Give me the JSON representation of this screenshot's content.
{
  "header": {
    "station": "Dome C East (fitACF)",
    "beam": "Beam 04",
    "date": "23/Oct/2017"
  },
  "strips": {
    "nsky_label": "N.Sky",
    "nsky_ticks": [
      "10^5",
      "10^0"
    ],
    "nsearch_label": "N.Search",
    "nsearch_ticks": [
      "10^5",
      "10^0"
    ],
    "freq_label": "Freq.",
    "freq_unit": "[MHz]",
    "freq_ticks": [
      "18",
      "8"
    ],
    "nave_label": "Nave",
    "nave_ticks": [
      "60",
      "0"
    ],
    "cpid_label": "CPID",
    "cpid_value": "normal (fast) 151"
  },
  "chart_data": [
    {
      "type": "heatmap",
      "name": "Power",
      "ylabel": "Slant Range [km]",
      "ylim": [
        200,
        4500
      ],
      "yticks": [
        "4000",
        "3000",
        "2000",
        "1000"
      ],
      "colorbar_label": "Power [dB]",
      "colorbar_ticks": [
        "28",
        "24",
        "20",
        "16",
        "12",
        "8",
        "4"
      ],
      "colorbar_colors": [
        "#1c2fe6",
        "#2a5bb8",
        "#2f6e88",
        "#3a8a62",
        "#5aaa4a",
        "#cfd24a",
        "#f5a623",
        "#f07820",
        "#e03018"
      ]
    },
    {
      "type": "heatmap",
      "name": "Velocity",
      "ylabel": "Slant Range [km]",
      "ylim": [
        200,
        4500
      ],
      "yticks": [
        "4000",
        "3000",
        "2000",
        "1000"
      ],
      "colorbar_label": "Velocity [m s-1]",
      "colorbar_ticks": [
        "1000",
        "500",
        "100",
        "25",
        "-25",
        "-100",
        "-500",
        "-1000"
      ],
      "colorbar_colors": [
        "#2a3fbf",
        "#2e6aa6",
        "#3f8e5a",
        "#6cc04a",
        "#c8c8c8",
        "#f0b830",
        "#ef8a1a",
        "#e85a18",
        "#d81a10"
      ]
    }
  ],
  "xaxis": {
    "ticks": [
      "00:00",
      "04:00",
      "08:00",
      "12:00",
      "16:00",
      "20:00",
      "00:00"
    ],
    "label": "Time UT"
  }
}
········
> [WORK INSTRUCTIONS]: Would you restate each of the entries word for word?

> [THE ANSWER]:
Give me the JSON representation of this screenshot's content.
{
  "header": {
    "station": "Dome C East (fitACF)",
    "beam": "Beam 04",
    "date": "23/Oct/2017"
  },
  "strips": {
    "nsky_label": "N.Sky",
    "nsky_ticks": [
      "10^5",
      "10^0"
    ],
    "nsearch_label": "N.Search",
    "nsearch_ticks": [
      "10^5",
      "10^0"
    ],
    "freq_label": "Freq.",
    "freq_unit": "[MHz]",
    "freq_ticks": [
      "18",
      "8"
    ],
    "nave_label": "Nave",
    "nave_ticks": [
      "60",
      "0"
    ],
    "cpid_label": "CPID",
    "cpid_value": "normal (fast) 151"
  },
  "chart_data": [
    {
      "type": "heatmap",
      "name": "Power",
      "ylabel": "Slant Range [km]",
      "ylim": [
        200,
        4500
      ],
      "yticks": [
        "4000",
        "3000",
        "2000",
        "1000"
      ],
      "colorbar_label": "Power [dB]",
      "colorbar_ticks": [
        "28",
        "24",
        "20",
        "16",
        "12",
        "8",
        "4"
      ],
      "colorbar_colors": [
        "#1c2fe6",
        "#2a5bb8",
        "#2f6e88",
        "#3a8a62",
        "#5aaa4a",
        "#cfd24a",
        "#f5a623",
        "#f07820",
        "#e03018"
      ]
    },
    {
      "type": "heatmap",
      "name": "Velocity",
      "ylabel": "Slant Range [km]",
      "ylim": [
        200,
        4500
      ],
      "yticks": [
        "4000",
        "3000",
        "2000",
        "1000"
      ],
      "colorbar_label": "Velocity [m s-1]",
      "colorbar_ticks": [
        "1000",
        "500",
        "100",
        "25",
        "-25",
        "-100",
        "-500",
        "-1000"
      ],
      "colorbar_colors": [
        "#2a3fbf",
        "#2e6aa6",
        "#3f8e5a",
        "#6cc04a",
        "#c8c8c8",
        "#f0b830",
        "#ef8a1a",
        "#e85a18",
        "#d81a10"
      ]
    }
  ],
  "xaxis": {
    "ticks": [
      "00:00",
      "04:00",
      "08:00",
      "12:00",
      "16:00",
      "20:00",
      "00:00"
    ],
    "label": "Time UT"
  }
}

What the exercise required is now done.